STATED PROBLEM:
Among the lines below, count those with "frac". Give only the number.

DATASET EXTRACT:
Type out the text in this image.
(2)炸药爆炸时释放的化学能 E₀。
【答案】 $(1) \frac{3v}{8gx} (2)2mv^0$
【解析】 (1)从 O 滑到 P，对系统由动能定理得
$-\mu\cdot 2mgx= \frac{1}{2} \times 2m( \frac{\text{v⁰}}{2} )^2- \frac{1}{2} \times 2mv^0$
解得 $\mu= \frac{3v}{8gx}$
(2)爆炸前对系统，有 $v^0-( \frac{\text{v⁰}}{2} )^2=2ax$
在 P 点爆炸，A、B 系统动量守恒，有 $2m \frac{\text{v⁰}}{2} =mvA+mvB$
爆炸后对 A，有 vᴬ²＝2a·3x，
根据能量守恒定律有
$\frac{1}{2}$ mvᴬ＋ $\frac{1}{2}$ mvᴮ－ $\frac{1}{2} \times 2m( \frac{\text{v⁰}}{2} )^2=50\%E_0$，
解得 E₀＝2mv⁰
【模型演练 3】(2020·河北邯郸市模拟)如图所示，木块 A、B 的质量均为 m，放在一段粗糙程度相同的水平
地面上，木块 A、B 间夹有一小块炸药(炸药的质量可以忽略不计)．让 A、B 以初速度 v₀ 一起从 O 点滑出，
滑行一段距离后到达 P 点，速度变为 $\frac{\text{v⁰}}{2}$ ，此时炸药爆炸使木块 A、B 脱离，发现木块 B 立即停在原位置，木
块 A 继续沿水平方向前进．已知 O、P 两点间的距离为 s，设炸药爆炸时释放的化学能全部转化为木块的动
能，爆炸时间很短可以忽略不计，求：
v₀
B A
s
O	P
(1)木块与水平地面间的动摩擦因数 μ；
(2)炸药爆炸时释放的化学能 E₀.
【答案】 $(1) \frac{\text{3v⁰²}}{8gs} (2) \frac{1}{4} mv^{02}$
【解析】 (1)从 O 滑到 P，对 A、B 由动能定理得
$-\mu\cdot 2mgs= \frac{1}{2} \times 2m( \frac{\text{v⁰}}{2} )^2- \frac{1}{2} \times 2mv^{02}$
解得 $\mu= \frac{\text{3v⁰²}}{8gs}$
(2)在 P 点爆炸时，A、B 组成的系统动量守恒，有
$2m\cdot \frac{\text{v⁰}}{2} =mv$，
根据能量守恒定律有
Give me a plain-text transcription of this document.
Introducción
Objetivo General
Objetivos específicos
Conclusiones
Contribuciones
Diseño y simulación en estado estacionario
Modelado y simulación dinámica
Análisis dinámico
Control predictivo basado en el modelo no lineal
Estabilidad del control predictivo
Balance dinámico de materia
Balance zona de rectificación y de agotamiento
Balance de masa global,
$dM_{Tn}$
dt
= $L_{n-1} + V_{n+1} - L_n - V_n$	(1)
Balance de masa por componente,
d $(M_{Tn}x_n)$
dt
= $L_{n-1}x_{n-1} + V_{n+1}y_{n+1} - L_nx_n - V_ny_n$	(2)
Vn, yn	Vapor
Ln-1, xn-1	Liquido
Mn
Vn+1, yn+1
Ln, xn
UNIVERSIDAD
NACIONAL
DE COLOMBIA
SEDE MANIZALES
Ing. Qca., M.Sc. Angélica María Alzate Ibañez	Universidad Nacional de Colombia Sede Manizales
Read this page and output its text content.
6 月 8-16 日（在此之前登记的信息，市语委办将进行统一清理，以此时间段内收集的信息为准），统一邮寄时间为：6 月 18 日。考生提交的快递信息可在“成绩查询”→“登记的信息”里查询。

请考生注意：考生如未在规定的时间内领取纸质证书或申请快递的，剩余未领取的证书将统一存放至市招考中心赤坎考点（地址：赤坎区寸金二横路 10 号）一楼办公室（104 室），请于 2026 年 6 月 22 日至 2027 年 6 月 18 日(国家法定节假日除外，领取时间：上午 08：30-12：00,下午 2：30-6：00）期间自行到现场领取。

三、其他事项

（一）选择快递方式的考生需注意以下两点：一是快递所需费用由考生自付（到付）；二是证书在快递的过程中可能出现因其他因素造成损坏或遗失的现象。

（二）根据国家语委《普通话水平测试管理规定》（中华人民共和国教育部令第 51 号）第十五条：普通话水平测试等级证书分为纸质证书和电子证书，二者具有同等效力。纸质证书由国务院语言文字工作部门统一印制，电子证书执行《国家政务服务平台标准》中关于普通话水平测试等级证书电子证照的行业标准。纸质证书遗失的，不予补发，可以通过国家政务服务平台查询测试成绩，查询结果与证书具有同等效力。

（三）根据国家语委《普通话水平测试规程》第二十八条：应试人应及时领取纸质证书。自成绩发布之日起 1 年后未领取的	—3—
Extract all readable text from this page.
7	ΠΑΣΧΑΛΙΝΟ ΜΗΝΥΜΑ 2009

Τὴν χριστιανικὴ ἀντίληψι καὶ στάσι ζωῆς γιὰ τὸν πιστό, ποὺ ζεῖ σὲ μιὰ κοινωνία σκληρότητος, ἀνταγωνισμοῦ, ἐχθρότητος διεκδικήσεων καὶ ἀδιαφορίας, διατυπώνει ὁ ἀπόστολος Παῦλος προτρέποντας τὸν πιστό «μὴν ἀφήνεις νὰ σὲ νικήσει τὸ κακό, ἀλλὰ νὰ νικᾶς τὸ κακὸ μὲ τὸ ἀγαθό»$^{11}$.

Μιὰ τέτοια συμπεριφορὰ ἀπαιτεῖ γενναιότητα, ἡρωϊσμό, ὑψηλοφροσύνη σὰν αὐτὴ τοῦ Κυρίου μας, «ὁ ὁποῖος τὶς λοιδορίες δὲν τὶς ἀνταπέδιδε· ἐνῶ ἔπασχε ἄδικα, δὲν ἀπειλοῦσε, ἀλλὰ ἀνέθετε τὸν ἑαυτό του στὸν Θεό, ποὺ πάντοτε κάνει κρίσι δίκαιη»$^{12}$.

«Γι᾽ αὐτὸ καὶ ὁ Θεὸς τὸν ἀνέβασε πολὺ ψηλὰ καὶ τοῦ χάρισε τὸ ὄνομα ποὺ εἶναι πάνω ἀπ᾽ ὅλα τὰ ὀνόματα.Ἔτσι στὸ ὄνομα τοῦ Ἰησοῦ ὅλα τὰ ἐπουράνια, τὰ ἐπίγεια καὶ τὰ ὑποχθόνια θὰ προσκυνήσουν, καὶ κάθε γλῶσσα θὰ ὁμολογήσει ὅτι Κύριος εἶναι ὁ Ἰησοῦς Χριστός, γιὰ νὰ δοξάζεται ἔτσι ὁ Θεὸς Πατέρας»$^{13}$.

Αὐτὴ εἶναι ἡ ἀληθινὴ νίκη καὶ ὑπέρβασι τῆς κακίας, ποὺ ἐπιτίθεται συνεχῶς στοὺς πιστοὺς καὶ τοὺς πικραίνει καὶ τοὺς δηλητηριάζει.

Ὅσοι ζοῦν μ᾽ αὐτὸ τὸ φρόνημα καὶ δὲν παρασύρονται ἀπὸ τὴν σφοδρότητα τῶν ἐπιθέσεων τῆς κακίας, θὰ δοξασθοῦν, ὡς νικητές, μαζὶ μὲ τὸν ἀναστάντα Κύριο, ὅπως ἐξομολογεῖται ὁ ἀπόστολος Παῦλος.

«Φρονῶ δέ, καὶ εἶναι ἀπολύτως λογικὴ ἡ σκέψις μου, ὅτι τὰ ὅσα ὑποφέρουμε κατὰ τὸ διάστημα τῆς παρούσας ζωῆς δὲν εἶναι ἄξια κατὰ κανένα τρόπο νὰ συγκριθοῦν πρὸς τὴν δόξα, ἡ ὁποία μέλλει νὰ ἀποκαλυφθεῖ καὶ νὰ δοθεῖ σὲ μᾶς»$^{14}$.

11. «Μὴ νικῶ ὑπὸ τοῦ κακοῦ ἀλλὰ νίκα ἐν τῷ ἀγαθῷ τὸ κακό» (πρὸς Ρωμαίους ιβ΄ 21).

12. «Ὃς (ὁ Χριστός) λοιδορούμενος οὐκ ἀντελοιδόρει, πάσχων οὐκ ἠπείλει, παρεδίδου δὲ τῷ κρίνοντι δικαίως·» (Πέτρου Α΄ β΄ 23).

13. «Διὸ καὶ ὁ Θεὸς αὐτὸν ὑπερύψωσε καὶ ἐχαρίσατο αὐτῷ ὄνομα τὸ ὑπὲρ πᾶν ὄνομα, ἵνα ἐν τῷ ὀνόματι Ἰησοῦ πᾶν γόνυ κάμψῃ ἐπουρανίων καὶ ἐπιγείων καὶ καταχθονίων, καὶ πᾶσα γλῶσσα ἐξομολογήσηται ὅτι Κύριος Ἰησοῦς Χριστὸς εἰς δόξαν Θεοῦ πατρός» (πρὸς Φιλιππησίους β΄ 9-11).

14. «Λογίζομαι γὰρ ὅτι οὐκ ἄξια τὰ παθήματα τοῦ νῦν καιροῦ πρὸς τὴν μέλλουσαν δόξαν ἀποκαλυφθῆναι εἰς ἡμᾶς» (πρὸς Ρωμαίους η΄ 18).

RESPONSE BELOW:
11